Each line of the data that includes the string "עובי" is to be copied out.

[Start MATERIAL SHOWN]

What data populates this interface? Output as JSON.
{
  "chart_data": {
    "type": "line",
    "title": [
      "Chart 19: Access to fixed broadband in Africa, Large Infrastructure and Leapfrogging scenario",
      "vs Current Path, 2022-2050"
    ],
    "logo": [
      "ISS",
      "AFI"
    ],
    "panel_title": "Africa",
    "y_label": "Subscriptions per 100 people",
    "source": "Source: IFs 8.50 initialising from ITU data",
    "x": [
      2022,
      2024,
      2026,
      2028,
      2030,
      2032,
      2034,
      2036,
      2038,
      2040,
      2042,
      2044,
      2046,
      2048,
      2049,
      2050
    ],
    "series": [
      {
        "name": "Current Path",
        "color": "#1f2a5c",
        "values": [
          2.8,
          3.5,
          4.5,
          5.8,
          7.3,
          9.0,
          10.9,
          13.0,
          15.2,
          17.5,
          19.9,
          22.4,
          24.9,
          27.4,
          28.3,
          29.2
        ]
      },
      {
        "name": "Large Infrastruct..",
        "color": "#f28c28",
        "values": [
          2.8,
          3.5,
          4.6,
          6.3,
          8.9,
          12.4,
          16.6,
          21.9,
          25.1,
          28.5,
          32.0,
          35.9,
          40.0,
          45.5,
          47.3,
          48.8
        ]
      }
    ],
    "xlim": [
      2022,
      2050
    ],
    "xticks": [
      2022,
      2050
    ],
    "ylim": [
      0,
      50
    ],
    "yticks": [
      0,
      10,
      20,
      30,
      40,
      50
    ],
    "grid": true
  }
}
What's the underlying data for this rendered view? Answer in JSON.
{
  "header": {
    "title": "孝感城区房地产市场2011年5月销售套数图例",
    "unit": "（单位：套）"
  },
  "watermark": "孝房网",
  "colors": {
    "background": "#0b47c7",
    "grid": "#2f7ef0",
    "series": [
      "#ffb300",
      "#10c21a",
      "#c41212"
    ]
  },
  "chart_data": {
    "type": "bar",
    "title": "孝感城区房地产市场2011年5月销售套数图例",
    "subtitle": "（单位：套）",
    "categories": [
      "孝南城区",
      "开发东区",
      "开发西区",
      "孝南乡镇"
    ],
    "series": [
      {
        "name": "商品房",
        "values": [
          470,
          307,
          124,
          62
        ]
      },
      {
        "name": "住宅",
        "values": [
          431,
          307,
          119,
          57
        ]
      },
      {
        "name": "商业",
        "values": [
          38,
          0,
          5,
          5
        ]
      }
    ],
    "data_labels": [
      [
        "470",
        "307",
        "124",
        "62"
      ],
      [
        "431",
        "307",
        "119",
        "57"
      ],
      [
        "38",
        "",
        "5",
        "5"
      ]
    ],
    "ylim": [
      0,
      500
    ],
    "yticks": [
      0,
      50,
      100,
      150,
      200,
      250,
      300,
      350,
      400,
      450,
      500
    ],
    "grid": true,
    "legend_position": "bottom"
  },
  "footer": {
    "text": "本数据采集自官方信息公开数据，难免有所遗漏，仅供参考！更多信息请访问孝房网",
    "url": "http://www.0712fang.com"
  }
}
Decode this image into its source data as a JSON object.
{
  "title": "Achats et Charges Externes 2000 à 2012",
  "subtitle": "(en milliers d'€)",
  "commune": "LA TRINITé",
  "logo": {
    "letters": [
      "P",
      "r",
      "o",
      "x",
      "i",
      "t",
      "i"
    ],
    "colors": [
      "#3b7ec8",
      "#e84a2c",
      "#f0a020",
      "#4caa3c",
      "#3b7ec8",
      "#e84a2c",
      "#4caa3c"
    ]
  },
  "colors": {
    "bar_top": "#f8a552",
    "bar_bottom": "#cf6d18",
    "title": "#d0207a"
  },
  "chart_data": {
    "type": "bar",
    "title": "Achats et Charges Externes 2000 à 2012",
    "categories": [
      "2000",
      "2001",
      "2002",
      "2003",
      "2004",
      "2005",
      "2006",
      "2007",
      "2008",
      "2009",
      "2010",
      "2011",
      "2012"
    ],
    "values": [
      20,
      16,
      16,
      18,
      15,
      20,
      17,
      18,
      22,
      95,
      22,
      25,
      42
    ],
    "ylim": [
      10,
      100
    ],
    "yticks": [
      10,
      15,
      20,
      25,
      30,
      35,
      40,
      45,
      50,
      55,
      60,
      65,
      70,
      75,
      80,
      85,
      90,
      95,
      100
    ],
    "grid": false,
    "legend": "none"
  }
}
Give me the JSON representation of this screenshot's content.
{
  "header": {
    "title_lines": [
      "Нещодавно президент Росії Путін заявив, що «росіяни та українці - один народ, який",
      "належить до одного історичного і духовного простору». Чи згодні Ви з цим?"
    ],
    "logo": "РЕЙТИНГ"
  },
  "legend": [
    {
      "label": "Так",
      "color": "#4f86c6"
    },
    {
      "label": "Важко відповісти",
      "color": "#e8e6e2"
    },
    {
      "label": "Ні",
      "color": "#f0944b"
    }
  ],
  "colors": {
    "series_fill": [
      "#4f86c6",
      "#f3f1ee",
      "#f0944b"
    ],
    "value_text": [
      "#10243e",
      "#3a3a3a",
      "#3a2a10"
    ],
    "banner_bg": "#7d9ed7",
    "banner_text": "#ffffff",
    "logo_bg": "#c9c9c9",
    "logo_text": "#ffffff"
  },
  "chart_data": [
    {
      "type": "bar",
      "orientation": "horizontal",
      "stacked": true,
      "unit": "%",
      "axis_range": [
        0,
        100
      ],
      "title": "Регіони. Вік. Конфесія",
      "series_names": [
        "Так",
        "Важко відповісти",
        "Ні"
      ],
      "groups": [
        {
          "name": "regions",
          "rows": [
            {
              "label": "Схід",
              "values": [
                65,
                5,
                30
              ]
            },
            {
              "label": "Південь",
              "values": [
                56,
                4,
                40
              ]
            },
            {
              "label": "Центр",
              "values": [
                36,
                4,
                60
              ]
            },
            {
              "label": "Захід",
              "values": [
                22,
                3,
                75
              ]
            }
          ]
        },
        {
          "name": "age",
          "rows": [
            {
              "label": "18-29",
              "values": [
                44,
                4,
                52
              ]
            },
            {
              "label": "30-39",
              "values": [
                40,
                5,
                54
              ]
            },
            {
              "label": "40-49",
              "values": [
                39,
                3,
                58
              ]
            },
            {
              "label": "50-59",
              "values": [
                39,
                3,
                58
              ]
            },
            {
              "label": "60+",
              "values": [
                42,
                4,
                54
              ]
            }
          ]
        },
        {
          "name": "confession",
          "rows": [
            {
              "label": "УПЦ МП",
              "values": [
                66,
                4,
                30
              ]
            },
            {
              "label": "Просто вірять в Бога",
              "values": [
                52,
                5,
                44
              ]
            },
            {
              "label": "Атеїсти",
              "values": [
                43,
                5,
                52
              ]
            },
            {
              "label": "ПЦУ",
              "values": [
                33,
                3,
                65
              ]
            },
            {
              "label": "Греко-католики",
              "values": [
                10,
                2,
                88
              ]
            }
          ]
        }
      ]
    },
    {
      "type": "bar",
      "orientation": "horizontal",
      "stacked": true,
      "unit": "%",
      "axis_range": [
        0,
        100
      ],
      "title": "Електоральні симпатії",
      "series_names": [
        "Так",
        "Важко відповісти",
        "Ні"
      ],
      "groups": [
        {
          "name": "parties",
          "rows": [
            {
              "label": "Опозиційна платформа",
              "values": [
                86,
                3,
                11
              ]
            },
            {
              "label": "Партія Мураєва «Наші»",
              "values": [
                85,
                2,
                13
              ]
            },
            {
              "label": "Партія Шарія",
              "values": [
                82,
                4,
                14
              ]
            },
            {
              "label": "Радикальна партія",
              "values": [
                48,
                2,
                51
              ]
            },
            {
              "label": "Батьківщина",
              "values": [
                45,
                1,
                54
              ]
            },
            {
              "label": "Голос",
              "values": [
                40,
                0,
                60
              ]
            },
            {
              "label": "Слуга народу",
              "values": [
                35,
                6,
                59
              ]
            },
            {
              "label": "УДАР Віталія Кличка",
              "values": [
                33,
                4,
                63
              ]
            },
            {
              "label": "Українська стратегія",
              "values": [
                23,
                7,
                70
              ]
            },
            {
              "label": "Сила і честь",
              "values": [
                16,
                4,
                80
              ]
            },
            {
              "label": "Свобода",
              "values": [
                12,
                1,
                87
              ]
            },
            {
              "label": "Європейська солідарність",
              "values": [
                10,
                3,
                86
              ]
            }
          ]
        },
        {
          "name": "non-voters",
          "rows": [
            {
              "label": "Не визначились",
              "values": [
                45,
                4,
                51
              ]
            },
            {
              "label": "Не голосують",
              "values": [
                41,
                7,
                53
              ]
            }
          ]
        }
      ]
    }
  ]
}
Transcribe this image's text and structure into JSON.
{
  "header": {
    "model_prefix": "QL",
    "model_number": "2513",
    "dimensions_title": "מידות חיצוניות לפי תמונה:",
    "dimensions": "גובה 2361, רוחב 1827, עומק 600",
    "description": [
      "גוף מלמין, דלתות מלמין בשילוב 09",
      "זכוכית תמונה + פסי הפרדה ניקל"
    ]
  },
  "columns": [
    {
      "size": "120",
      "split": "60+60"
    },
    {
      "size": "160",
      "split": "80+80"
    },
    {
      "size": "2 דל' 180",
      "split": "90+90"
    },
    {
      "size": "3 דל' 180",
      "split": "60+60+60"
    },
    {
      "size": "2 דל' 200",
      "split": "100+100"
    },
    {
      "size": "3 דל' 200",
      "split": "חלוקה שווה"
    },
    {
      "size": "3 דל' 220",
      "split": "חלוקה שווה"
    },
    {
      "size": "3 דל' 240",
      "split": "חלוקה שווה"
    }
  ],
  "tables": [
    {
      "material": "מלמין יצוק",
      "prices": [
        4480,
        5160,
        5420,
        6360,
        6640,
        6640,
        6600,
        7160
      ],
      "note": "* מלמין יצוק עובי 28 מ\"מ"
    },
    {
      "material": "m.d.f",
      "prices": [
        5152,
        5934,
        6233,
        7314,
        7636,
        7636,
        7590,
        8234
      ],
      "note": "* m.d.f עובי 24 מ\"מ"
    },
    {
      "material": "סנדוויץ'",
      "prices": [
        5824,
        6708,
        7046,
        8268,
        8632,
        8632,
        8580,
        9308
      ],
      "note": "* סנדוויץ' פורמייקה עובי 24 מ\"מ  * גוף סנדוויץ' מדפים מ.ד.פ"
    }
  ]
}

[End MATERIAL SHOWN]

IN RESPONSE:
      "note": "* מלמין יצוק עובי 28 מ\"מ"
      "note": "* m.d.f עובי 24 מ\"מ"
      "note": "* סנדוויץ' פורמייקה עובי 24 מ\"מ  * גוף סנדוויץ' מדפים מ.ד.פ"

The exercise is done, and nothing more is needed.